[Collected data]
'''

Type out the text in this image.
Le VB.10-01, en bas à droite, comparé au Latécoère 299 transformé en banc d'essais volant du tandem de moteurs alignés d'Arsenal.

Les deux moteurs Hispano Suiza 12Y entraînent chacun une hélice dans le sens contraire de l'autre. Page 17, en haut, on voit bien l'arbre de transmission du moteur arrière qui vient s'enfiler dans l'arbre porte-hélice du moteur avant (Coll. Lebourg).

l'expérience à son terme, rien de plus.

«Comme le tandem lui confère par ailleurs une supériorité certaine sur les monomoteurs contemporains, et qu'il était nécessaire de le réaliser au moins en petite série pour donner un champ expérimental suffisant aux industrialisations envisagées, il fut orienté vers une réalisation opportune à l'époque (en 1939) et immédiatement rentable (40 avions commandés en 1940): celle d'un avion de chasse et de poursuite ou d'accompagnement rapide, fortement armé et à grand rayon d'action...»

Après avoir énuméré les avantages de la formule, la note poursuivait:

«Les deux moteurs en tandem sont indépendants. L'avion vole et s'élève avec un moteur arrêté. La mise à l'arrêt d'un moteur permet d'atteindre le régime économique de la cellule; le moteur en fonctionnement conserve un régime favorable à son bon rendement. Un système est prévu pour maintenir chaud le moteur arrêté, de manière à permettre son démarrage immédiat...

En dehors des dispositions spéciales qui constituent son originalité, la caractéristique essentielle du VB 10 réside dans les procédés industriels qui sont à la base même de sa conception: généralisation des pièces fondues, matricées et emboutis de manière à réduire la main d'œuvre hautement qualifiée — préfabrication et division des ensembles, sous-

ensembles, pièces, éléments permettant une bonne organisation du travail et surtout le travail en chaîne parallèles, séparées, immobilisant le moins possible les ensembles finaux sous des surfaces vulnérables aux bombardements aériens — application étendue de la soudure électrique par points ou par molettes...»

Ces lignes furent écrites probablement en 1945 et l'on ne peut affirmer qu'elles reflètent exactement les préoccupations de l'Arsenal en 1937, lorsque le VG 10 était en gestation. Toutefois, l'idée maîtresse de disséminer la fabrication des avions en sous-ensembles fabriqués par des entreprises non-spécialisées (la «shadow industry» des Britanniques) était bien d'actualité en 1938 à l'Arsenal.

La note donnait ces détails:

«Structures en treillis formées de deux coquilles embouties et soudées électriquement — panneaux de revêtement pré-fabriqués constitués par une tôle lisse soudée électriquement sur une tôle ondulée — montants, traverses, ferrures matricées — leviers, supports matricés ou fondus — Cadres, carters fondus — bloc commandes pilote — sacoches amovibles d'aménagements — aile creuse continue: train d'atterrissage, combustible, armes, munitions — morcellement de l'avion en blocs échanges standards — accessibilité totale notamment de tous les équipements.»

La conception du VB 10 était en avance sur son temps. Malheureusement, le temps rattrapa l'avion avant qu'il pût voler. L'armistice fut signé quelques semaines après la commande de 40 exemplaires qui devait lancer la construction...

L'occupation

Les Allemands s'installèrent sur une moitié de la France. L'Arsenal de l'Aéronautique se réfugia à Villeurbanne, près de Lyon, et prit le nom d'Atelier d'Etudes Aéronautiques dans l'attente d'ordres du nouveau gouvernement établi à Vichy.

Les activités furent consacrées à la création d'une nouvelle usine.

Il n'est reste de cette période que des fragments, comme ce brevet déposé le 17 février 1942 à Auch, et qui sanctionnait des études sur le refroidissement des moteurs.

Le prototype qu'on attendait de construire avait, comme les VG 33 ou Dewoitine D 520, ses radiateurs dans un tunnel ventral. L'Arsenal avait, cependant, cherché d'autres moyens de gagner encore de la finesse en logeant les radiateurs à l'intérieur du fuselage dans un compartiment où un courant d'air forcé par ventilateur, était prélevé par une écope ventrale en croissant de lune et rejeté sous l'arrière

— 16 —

'''

▶ _Task_
Copy each line of the data above that holds "sous".

▶ _Solution for this exercise_
En dehors des dispositions spéciales qui constituent son originalité, la caractéristique essentielle du VB 10 réside dans les procédés industriels qui sont à la base même de sa conception: généralisation des pièces fondues, matricées et emboutis de manière à réduire la main d'œuvre hautement qualifiée — préfabrication et division des ensembles, sous-
ensembles, pièces, éléments permettant une bonne organisation du travail et surtout le travail en chaîne parallèles, séparées, immobilisant le moins possible les ensembles finaux sous des surfaces vulnérables aux bombardements aériens — application étendue de la soudure électrique par points ou par molettes...»
Ces lignes furent écrites probablement en 1945 et l'on ne peut affirmer qu'elles reflètent exactement les préoccupations de l'Arsenal en 1937, lorsque le VG 10 était en gestation. Toutefois, l'idée maîtresse de disséminer la fabrication des avions en sous-ensembles fabriqués par des entreprises non-spécialisées (la «shadow industry» des Britanniques) était bien d'actualité en 1938 à l'Arsenal.
Le prototype qu'on attendait de construire avait, comme les VG 33 ou Dewoitine D 520, ses radiateurs dans un tunnel ventral. L'Arsenal avait, cependant, cherché d'autres moyens de gagner encore de la finesse en logeant les radiateurs à l'intérieur du fuselage dans un compartiment où un courant d'air forcé par ventilateur, était prélevé par une écope ventrale en croissant de lune et rejeté sous l'arrière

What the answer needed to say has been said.